** Start Data records **

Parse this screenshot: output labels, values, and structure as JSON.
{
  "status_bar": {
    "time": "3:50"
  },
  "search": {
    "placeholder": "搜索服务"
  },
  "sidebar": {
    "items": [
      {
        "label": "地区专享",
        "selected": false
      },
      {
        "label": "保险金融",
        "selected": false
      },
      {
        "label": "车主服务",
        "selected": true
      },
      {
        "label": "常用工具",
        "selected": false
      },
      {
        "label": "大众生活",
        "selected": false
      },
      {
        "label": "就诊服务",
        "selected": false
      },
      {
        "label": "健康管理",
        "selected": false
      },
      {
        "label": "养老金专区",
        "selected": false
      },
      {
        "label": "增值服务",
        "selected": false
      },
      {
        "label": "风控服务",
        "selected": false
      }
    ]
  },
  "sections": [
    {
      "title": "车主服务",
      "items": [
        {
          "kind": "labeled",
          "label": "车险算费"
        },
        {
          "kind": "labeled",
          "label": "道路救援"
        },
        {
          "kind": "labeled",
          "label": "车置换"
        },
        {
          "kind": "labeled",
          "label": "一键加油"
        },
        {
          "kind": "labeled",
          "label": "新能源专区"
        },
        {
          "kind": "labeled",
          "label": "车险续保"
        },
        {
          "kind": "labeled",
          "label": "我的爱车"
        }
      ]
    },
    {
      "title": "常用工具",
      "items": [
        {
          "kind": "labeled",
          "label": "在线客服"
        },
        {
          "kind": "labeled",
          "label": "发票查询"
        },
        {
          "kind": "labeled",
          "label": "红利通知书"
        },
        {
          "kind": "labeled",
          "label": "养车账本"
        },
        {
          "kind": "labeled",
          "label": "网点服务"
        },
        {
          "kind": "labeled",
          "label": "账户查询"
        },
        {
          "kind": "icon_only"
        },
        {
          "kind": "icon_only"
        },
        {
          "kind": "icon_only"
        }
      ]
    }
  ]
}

** End Data records **

§ Given task
Using the entries above, please restate each one word for word.

§ Reply to the exercise
Parse this screenshot: output labels, values, and structure as JSON.
{
  "status_bar": {
    "time": "3:50"
  },
  "search": {
    "placeholder": "搜索服务"
  },
  "sidebar": {
    "items": [
      {
        "label": "地区专享",
        "selected": false
      },
      {
        "label": "保险金融",
        "selected": false
      },
      {
        "label": "车主服务",
        "selected": true
      },
      {
        "label": "常用工具",
        "selected": false
      },
      {
        "label": "大众生活",
        "selected": false
      },
      {
        "label": "就诊服务",
        "selected": false
      },
      {
        "label": "健康管理",
        "selected": false
      },
      {
        "label": "养老金专区",
        "selected": false
      },
      {
        "label": "增值服务",
        "selected": false
      },
      {
        "label": "风控服务",
        "selected": false
      }
    ]
  },
  "sections": [
    {
      "title": "车主服务",
      "items": [
        {
          "kind": "labeled",
          "label": "车险算费"
        },
        {
          "kind": "labeled",
          "label": "道路救援"
        },
        {
          "kind": "labeled",
          "label": "车置换"
        },
        {
          "kind": "labeled",
          "label": "一键加油"
        },
        {
          "kind": "labeled",
          "label": "新能源专区"
        },
        {
          "kind": "labeled",
          "label": "车险续保"
        },
        {
          "kind": "labeled",
          "label": "我的爱车"
        }
      ]
    },
    {
      "title": "常用工具",
      "items": [
        {
          "kind": "labeled",
          "label": "在线客服"
        },
        {
          "kind": "labeled",
          "label": "发票查询"
        },
        {
          "kind": "labeled",
          "label": "红利通知书"
        },
        {
          "kind": "labeled",
          "label": "养车账本"
        },
        {
          "kind": "labeled",
          "label": "网点服务"
        },
        {
          "kind": "labeled",
          "label": "账户查询"
        },
        {
          "kind": "icon_only"
        },
        {
          "kind": "icon_only"
        },
        {
          "kind": "icon_only"
        }
      ]
    }
  ]
}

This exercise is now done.